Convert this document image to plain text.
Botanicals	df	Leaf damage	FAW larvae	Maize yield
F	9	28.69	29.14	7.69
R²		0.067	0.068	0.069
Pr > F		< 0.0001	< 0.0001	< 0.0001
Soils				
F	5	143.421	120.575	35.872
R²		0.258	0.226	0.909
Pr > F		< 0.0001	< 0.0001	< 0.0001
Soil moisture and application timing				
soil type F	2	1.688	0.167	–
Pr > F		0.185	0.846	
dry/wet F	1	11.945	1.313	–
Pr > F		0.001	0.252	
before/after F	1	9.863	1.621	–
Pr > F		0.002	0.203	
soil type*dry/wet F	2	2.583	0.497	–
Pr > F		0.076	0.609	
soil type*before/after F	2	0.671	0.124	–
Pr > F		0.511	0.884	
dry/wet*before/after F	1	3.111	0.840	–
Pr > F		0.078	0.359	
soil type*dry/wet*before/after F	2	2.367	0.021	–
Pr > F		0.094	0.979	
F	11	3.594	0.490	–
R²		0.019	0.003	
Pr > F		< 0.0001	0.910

☆ ☆ ☆ ☆ ☆

> GIVEN TASK
Gather each line in the entries above where the string "type" is found.

> EXPECTED ANSWER
soil type F	2	1.688	0.167	–
soil type*dry/wet F	2	2.583	0.497	–
soil type*before/after F	2	0.671	0.124	–
soil type*dry/wet*before/after F	2	2.367	0.021	–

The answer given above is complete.